→ Prompt:
Quote these lines exactly: the one that holds "What text is on this page?" and every line after it to the end of the material below. Skip pictures.

(Stored entries)
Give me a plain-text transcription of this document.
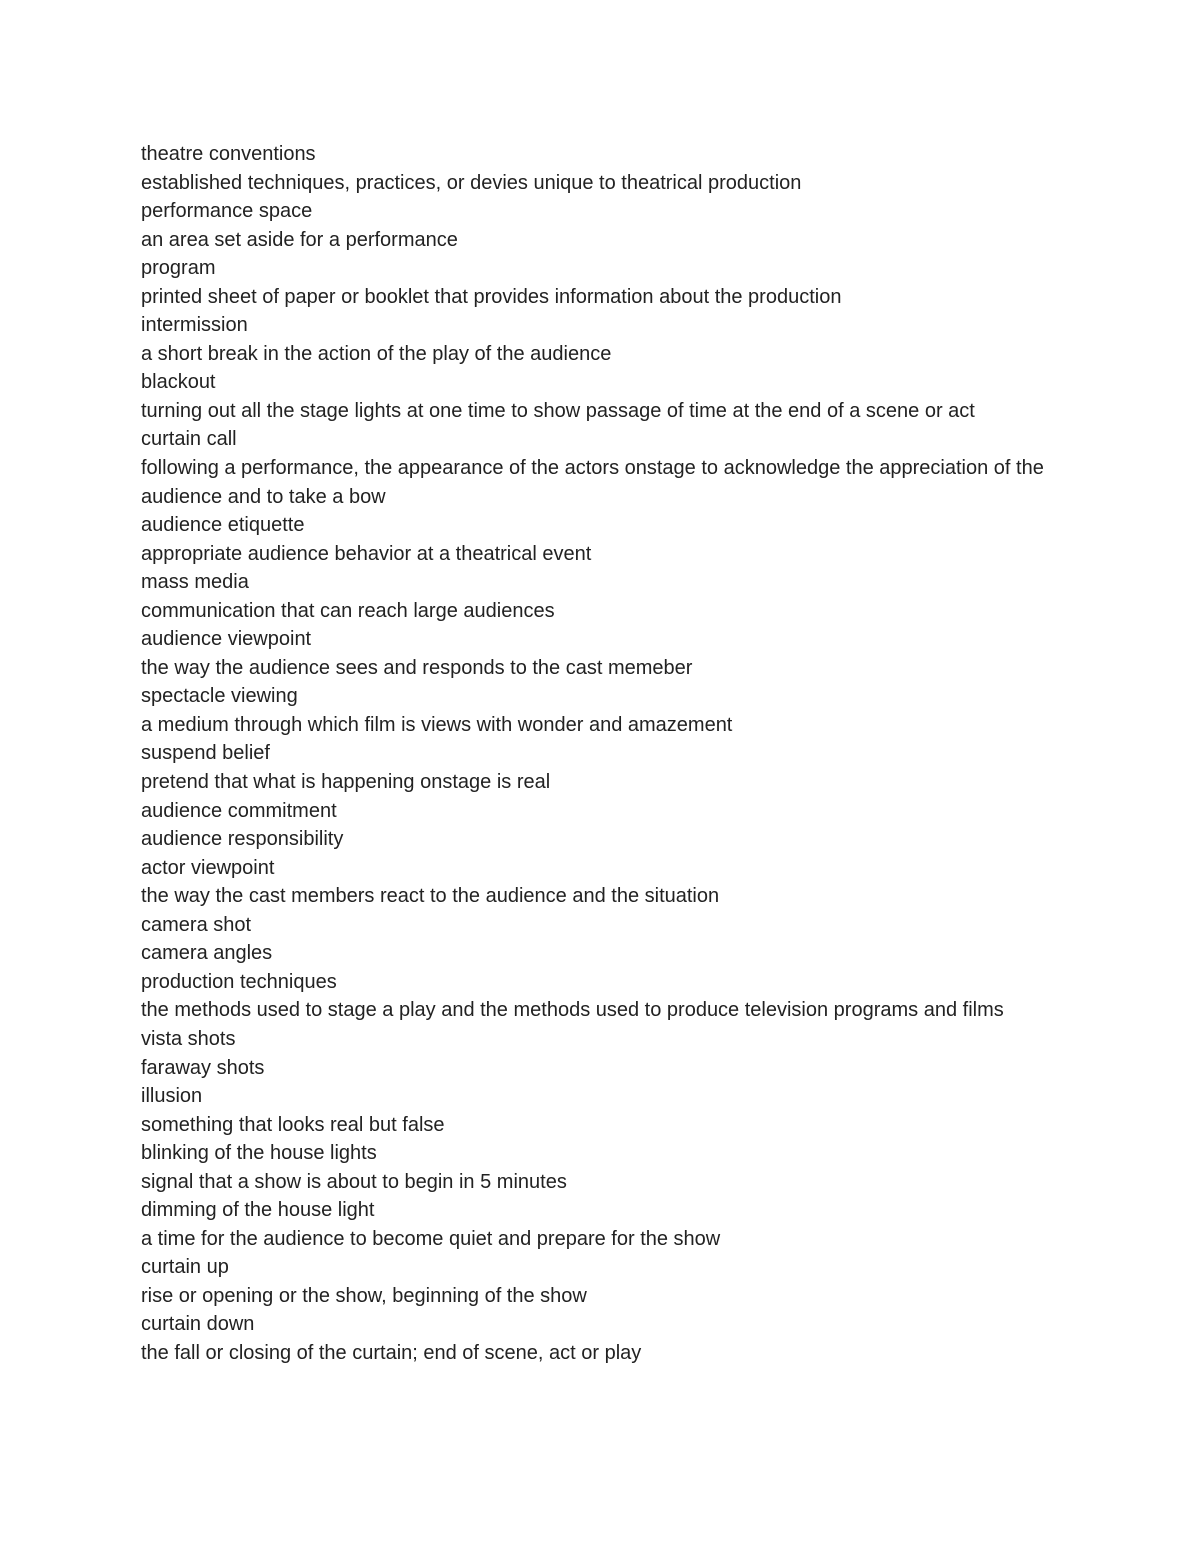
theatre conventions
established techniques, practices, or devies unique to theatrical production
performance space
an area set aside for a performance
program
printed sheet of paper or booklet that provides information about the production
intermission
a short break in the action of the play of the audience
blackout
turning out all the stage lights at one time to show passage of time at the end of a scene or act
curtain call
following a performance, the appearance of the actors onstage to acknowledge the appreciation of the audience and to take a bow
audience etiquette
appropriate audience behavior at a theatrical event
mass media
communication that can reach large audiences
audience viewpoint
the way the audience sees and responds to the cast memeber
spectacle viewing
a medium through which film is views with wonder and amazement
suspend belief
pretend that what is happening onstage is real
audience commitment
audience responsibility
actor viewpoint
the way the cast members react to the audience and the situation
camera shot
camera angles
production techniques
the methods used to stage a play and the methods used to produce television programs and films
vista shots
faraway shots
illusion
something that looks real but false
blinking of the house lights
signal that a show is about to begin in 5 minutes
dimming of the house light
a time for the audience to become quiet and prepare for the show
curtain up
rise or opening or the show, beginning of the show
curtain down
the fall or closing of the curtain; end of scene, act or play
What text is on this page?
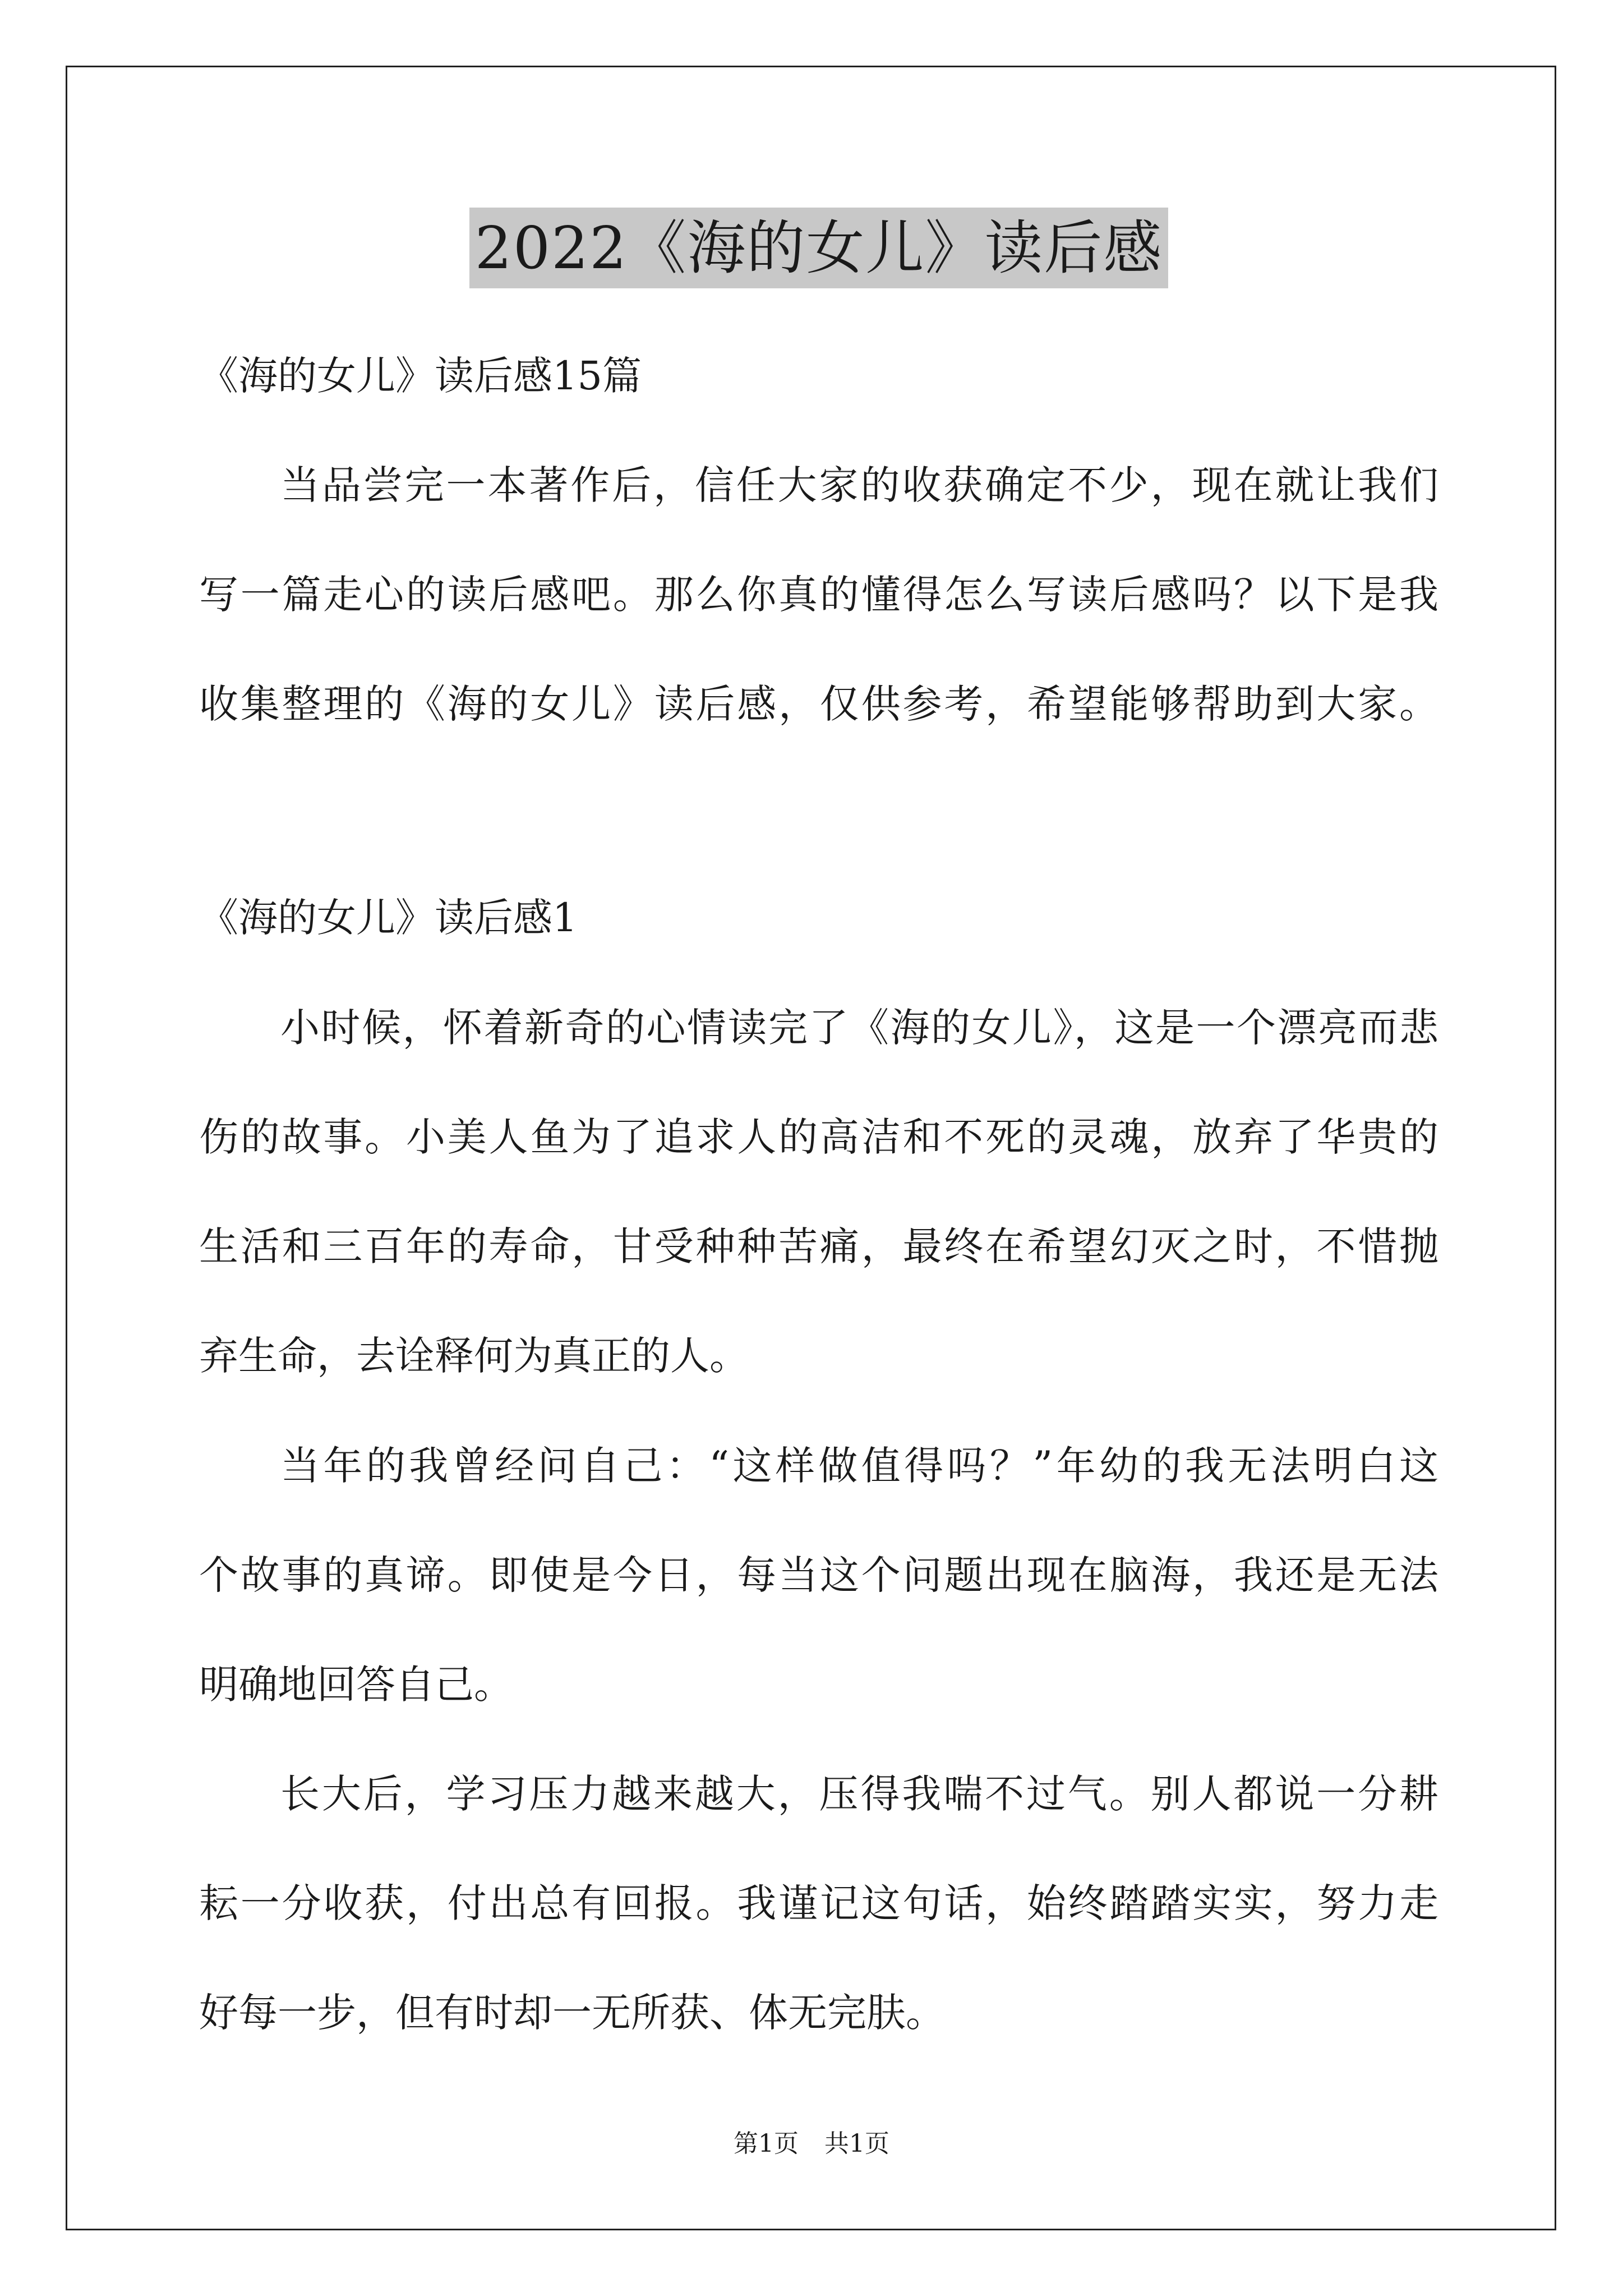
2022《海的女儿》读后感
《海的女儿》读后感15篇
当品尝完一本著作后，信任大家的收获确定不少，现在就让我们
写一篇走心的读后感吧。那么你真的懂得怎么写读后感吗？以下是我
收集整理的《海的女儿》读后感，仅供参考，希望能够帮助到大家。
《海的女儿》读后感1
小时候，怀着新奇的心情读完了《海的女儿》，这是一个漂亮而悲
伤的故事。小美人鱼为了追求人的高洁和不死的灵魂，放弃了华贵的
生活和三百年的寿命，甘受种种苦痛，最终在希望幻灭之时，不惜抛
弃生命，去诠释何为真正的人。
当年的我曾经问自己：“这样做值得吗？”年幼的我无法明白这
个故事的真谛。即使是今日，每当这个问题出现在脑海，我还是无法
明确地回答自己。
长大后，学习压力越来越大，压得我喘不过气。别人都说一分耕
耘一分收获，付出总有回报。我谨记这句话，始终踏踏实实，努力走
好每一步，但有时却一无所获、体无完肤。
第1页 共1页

→ Solution to this exercise:
What text is on this page?
2022《海的女儿》读后感
《海的女儿》读后感15篇
当品尝完一本著作后，信任大家的收获确定不少，现在就让我们
写一篇走心的读后感吧。那么你真的懂得怎么写读后感吗？以下是我
收集整理的《海的女儿》读后感，仅供参考，希望能够帮助到大家。
《海的女儿》读后感1
小时候，怀着新奇的心情读完了《海的女儿》，这是一个漂亮而悲
伤的故事。小美人鱼为了追求人的高洁和不死的灵魂，放弃了华贵的
生活和三百年的寿命，甘受种种苦痛，最终在希望幻灭之时，不惜抛
弃生命，去诠释何为真正的人。
当年的我曾经问自己：“这样做值得吗？”年幼的我无法明白这
个故事的真谛。即使是今日，每当这个问题出现在脑海，我还是无法
明确地回答自己。
长大后，学习压力越来越大，压得我喘不过气。别人都说一分耕
耘一分收获，付出总有回报。我谨记这句话，始终踏踏实实，努力走
好每一步，但有时却一无所获、体无完肤。
第1页 共1页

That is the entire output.